Exercise instructions:
Scan the following material for the string "that" and copy each line in which it appears.

─── Dataset excerpts

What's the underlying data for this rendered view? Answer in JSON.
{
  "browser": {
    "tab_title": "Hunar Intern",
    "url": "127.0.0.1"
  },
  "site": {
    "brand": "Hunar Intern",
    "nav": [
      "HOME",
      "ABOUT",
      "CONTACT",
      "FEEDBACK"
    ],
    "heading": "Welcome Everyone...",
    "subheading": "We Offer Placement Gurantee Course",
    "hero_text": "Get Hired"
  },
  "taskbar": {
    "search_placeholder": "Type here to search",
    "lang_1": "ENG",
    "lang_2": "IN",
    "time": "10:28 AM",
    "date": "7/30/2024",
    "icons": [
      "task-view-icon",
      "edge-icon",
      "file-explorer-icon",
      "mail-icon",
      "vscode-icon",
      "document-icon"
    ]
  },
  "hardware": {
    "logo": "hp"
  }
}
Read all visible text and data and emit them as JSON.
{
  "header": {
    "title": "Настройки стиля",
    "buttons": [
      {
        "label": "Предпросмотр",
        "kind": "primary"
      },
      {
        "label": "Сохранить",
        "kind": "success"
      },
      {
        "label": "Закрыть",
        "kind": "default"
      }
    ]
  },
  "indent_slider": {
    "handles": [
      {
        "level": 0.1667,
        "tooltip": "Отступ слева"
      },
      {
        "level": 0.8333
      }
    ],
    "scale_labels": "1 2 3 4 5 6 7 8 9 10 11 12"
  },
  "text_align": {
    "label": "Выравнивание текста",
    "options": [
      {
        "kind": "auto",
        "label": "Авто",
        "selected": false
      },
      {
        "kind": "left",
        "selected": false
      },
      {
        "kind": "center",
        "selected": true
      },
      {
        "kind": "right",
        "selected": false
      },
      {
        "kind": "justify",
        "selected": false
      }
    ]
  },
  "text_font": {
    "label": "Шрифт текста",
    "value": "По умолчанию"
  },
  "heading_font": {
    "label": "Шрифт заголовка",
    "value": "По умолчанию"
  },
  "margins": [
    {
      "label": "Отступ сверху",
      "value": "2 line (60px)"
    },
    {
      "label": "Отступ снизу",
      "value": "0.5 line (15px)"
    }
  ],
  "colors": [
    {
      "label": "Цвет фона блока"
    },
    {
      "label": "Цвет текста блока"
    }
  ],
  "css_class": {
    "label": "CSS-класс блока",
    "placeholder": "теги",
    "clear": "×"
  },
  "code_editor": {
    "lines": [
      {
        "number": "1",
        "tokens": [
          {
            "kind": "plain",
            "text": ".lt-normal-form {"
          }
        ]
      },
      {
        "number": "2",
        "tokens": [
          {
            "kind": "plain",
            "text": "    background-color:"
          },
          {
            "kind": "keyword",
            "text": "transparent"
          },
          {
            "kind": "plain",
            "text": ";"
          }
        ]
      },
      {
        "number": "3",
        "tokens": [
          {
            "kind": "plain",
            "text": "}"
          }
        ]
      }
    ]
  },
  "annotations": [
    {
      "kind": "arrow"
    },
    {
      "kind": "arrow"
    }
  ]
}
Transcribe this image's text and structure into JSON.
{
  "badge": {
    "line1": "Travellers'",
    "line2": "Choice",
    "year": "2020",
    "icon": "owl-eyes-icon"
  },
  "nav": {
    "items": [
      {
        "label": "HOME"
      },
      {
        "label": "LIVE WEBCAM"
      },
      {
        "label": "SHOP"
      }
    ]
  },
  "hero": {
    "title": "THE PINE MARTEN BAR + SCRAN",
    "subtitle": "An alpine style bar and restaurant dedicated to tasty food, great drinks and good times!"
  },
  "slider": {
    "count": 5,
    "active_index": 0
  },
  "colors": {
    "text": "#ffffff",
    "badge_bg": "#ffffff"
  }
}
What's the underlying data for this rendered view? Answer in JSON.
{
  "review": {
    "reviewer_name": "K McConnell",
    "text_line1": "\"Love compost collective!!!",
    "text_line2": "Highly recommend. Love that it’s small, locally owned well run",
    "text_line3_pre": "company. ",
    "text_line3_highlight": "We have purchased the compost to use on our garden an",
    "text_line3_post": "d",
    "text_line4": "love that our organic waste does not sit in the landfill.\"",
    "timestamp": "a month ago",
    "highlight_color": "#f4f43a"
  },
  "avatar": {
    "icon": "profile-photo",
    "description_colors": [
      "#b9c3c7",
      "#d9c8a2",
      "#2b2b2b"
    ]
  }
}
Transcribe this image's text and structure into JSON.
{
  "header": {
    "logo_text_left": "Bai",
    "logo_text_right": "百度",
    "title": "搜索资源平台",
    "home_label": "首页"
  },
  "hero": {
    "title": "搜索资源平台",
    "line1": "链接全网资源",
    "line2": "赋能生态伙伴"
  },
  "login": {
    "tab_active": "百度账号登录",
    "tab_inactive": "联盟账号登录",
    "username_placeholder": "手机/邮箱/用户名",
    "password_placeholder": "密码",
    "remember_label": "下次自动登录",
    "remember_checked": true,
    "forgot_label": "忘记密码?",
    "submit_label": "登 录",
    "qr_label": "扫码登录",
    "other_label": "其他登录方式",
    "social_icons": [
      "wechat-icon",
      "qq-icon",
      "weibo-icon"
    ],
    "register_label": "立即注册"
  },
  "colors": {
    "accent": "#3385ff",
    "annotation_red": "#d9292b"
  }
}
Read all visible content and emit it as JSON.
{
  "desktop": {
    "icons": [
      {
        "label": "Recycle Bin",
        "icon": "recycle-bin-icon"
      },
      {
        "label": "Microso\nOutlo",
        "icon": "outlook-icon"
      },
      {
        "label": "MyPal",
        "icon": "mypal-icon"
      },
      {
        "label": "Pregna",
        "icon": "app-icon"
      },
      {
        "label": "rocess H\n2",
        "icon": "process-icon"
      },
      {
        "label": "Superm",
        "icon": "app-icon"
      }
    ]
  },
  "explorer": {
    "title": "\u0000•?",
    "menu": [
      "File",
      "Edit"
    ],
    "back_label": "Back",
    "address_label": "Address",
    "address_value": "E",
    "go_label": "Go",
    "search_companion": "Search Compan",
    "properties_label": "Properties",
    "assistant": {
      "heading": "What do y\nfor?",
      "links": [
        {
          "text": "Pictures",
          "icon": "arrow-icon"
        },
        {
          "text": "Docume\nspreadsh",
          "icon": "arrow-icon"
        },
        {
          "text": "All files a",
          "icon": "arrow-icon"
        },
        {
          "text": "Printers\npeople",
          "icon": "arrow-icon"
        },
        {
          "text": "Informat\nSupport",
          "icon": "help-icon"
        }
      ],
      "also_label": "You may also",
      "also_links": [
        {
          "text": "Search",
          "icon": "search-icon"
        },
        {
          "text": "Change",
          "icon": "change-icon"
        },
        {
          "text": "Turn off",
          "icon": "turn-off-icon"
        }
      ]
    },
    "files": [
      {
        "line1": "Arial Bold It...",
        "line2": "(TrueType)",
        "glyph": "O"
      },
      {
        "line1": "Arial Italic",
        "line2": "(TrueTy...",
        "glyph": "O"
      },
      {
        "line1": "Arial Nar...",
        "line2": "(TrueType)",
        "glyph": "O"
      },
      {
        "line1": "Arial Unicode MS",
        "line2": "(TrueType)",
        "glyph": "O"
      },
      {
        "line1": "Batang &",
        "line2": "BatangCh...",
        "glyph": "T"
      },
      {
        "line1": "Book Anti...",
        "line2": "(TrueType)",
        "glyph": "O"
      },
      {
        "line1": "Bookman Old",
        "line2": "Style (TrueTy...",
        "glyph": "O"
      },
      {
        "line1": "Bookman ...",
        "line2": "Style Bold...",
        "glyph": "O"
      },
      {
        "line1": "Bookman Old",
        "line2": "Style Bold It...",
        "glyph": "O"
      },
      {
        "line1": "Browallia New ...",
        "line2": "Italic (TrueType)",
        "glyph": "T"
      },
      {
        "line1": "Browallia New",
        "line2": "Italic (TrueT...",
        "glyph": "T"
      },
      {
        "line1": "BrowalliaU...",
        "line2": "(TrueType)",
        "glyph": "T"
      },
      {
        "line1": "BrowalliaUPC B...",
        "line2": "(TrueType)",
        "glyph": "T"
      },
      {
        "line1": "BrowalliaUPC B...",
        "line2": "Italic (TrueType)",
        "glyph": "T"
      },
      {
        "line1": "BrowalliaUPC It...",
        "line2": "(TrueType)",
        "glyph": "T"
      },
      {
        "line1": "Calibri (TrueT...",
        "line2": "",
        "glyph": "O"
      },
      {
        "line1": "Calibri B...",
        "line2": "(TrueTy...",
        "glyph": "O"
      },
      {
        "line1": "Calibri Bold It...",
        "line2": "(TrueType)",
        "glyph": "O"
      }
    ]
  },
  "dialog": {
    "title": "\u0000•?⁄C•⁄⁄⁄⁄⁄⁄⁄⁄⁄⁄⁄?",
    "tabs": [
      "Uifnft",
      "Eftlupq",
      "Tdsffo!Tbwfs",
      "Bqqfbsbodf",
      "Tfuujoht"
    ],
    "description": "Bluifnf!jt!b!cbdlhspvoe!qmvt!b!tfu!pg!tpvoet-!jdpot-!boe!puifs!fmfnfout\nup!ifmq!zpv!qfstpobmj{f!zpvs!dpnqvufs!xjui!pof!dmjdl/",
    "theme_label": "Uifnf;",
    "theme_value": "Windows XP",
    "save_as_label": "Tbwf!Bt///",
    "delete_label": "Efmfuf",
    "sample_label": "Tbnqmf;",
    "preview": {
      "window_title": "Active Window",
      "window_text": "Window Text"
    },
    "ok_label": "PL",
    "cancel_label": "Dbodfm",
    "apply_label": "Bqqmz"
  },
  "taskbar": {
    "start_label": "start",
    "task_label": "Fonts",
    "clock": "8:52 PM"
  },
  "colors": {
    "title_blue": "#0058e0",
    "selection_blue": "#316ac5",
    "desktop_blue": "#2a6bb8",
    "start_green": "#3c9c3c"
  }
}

──────

Exercise result:
    "text_line2": "Highly recommend. Love that it’s small, locally owned well run",
    "text_line4": "love that our organic waste does not sit in the landfill.\"",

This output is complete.